# Available data

┌────────

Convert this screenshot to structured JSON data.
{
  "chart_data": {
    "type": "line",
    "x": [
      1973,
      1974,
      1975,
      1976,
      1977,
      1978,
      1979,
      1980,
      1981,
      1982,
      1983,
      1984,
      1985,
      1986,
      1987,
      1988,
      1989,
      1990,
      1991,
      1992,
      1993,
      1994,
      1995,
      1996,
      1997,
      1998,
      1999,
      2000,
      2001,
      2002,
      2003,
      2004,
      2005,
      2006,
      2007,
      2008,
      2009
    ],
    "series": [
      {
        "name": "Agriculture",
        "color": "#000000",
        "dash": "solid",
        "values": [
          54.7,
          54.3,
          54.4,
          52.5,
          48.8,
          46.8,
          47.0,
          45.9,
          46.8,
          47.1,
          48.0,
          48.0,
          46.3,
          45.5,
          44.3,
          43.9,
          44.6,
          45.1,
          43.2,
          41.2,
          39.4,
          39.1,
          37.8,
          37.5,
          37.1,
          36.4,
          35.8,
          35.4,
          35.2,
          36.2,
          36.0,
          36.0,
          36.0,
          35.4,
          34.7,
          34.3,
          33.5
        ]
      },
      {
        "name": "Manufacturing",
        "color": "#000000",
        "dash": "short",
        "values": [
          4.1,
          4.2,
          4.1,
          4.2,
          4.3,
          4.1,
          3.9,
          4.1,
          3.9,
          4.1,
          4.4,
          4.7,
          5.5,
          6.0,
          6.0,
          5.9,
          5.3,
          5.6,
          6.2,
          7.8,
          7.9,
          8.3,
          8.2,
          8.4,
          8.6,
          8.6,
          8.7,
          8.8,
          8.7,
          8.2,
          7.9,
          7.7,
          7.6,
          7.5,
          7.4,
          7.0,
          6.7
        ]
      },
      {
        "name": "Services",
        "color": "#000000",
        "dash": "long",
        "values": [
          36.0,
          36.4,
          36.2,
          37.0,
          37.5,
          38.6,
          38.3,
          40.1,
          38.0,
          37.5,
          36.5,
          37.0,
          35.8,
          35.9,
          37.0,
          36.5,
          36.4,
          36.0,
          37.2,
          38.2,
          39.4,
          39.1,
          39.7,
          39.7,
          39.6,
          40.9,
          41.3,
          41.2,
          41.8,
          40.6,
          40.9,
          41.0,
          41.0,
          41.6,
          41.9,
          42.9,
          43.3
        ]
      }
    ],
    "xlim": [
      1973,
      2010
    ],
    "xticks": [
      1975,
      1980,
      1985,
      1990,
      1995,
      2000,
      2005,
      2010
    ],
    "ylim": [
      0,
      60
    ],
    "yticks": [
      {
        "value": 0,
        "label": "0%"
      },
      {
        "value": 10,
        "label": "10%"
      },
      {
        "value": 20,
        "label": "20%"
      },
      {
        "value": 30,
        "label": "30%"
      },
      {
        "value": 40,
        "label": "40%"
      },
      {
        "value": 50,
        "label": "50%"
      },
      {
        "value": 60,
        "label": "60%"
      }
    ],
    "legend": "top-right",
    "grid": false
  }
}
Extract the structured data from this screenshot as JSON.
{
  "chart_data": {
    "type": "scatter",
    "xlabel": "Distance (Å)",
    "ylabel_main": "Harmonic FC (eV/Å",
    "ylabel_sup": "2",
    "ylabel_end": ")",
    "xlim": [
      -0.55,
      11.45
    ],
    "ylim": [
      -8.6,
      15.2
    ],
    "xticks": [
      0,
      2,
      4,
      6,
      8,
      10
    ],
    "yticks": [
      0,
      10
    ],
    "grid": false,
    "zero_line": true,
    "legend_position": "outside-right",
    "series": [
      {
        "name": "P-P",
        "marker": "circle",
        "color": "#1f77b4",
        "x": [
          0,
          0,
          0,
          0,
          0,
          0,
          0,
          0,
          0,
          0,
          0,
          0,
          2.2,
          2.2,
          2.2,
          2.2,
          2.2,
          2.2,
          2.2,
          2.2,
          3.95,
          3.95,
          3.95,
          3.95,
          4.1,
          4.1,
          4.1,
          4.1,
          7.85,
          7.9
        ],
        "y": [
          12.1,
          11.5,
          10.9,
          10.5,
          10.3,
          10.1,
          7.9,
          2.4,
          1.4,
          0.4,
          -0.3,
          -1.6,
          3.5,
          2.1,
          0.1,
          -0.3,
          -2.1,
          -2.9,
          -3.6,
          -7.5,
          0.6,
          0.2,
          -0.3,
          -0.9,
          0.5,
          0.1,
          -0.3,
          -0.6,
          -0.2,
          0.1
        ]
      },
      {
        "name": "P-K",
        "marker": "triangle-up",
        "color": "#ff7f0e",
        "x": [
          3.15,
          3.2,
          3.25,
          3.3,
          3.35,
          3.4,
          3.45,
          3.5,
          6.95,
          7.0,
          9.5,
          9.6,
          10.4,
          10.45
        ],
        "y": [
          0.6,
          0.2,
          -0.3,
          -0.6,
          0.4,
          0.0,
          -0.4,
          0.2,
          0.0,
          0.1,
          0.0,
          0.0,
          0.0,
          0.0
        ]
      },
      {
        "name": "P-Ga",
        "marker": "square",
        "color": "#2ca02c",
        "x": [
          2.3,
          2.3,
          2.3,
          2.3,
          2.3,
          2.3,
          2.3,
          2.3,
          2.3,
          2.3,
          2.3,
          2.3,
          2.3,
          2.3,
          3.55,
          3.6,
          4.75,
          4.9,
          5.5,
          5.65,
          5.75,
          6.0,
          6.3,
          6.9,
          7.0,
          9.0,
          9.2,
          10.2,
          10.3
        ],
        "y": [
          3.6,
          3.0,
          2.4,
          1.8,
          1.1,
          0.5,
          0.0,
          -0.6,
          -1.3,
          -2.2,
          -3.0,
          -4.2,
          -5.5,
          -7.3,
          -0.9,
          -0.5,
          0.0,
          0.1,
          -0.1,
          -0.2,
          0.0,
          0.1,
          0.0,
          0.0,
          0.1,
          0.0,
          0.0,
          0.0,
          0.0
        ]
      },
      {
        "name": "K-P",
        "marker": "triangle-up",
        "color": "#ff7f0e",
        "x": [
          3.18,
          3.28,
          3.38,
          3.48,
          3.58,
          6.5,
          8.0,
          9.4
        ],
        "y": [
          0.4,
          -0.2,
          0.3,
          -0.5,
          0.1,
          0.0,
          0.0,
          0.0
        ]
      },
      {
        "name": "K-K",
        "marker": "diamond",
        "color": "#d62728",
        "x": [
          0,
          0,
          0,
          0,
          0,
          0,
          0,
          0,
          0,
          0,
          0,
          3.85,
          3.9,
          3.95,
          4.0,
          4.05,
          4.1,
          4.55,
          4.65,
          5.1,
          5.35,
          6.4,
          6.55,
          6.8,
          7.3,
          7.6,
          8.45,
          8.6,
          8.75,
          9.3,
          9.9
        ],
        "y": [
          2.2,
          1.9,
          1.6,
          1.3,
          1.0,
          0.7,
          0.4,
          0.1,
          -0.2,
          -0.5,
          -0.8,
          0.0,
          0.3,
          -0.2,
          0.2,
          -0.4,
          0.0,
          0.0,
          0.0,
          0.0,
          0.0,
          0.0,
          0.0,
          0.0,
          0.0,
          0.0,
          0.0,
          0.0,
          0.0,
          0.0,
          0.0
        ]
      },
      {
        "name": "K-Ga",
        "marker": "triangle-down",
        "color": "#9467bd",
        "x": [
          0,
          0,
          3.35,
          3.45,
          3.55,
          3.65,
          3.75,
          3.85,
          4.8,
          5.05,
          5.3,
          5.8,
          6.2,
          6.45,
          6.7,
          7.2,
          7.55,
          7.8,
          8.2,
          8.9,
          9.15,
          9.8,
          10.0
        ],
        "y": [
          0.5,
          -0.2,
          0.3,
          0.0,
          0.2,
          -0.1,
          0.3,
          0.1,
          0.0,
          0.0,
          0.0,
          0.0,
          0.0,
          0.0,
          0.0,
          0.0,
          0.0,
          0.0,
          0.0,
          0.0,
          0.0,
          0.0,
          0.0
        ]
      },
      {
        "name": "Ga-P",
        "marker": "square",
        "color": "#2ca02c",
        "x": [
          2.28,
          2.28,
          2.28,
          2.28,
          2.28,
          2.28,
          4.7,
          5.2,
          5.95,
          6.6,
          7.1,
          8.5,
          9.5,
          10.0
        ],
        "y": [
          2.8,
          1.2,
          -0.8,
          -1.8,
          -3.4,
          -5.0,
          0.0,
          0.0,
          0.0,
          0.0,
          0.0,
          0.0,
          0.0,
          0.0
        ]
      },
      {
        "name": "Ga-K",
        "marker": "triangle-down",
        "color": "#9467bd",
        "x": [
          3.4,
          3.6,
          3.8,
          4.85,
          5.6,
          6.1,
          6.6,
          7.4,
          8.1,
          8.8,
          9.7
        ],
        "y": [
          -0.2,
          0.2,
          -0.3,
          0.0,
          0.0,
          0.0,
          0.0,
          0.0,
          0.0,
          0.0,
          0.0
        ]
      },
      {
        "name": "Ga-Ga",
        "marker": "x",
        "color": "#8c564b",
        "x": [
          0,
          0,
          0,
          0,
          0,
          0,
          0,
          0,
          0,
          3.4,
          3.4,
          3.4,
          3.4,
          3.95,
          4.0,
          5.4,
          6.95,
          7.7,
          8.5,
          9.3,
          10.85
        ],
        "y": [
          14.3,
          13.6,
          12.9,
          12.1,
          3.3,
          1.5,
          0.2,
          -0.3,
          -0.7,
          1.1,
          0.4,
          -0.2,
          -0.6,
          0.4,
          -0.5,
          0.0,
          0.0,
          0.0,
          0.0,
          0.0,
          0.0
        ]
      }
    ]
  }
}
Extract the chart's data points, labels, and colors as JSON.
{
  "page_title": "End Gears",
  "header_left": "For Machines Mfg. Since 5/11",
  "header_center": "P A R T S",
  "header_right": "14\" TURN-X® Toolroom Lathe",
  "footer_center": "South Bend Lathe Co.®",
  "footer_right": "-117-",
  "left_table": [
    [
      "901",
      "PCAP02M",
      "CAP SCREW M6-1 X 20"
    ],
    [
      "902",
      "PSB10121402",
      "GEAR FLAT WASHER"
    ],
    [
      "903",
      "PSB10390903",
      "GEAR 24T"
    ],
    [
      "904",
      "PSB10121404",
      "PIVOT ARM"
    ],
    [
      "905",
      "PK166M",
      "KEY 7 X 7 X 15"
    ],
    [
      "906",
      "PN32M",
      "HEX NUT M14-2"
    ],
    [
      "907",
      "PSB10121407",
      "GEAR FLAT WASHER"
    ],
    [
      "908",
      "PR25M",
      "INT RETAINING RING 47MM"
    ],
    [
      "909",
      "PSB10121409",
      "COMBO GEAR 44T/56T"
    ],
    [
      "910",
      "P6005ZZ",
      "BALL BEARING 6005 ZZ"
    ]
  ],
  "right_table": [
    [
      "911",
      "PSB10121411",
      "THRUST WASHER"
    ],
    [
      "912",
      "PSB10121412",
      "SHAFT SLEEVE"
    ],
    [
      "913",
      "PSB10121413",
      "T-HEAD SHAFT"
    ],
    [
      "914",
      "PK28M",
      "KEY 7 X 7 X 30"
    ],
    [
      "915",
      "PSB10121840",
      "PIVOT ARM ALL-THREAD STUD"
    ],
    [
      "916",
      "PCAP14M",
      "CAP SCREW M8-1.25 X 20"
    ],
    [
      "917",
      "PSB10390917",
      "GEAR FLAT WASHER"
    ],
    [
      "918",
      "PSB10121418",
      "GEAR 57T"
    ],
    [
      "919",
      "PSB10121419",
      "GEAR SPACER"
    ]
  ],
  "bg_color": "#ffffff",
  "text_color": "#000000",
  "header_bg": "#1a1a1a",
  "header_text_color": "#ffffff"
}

└────────

# Given task
With both ends included, please retype exactly the lines from the line containing "Extract the chart's" to the final line of the data.

# Solution
Extract the chart's data points, labels, and colors as JSON.
{
  "page_title": "End Gears",
  "header_left": "For Machines Mfg. Since 5/11",
  "header_center": "P A R T S",
  "header_right": "14\" TURN-X® Toolroom Lathe",
  "footer_center": "South Bend Lathe Co.®",
  "footer_right": "-117-",
  "left_table": [
    [
      "901",
      "PCAP02M",
      "CAP SCREW M6-1 X 20"
    ],
    [
      "902",
      "PSB10121402",
      "GEAR FLAT WASHER"
    ],
    [
      "903",
      "PSB10390903",
      "GEAR 24T"
    ],
    [
      "904",
      "PSB10121404",
      "PIVOT ARM"
    ],
    [
      "905",
      "PK166M",
      "KEY 7 X 7 X 15"
    ],
    [
      "906",
      "PN32M",
      "HEX NUT M14-2"
    ],
    [
      "907",
      "PSB10121407",
      "GEAR FLAT WASHER"
    ],
    [
      "908",
      "PR25M",
      "INT RETAINING RING 47MM"
    ],
    [
      "909",
      "PSB10121409",
      "COMBO GEAR 44T/56T"
    ],
    [
      "910",
      "P6005ZZ",
      "BALL BEARING 6005 ZZ"
    ]
  ],
  "right_table": [
    [
      "911",
      "PSB10121411",
      "THRUST WASHER"
    ],
    [
      "912",
      "PSB10121412",
      "SHAFT SLEEVE"
    ],
    [
      "913",
      "PSB10121413",
      "T-HEAD SHAFT"
    ],
    [
      "914",
      "PK28M",
      "KEY 7 X 7 X 30"
    ],
    [
      "915",
      "PSB10121840",
      "PIVOT ARM ALL-THREAD STUD"
    ],
    [
      "916",
      "PCAP14M",
      "CAP SCREW M8-1.25 X 20"
    ],
    [
      "917",
      "PSB10390917",
      "GEAR FLAT WASHER"
    ],
    [
      "918",
      "PSB10121418",
      "GEAR 57T"
    ],
    [
      "919",
      "PSB10121419",
      "GEAR SPACER"
    ]
  ],
  "bg_color": "#ffffff",
  "text_color": "#000000",
  "header_bg": "#1a1a1a",
  "header_text_color": "#ffffff"
}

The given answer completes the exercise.